What needs to be done |
Find the lines containing "name" and say how many there are, with no other words.

Given data |
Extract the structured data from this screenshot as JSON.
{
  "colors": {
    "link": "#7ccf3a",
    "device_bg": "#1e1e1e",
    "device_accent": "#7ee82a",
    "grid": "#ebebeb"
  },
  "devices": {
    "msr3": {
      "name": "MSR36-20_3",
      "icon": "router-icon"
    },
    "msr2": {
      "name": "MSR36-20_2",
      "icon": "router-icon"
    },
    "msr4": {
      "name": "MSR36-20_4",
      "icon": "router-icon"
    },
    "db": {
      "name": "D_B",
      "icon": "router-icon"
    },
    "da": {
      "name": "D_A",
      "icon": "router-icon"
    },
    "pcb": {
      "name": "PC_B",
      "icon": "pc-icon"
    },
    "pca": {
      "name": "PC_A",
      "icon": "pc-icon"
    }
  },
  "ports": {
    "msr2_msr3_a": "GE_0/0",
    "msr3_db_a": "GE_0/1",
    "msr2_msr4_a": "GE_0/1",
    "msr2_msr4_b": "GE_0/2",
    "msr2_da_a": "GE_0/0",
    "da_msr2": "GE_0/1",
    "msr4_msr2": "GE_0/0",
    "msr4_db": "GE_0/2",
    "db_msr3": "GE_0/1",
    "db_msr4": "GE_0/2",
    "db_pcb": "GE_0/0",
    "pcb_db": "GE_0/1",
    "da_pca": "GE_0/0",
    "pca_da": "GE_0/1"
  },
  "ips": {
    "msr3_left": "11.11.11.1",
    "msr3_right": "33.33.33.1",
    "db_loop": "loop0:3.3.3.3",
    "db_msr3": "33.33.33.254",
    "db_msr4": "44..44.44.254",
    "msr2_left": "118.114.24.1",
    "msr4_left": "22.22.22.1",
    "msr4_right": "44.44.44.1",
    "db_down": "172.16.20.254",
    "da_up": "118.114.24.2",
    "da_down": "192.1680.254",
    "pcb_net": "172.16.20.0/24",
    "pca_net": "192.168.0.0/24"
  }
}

Reply |
7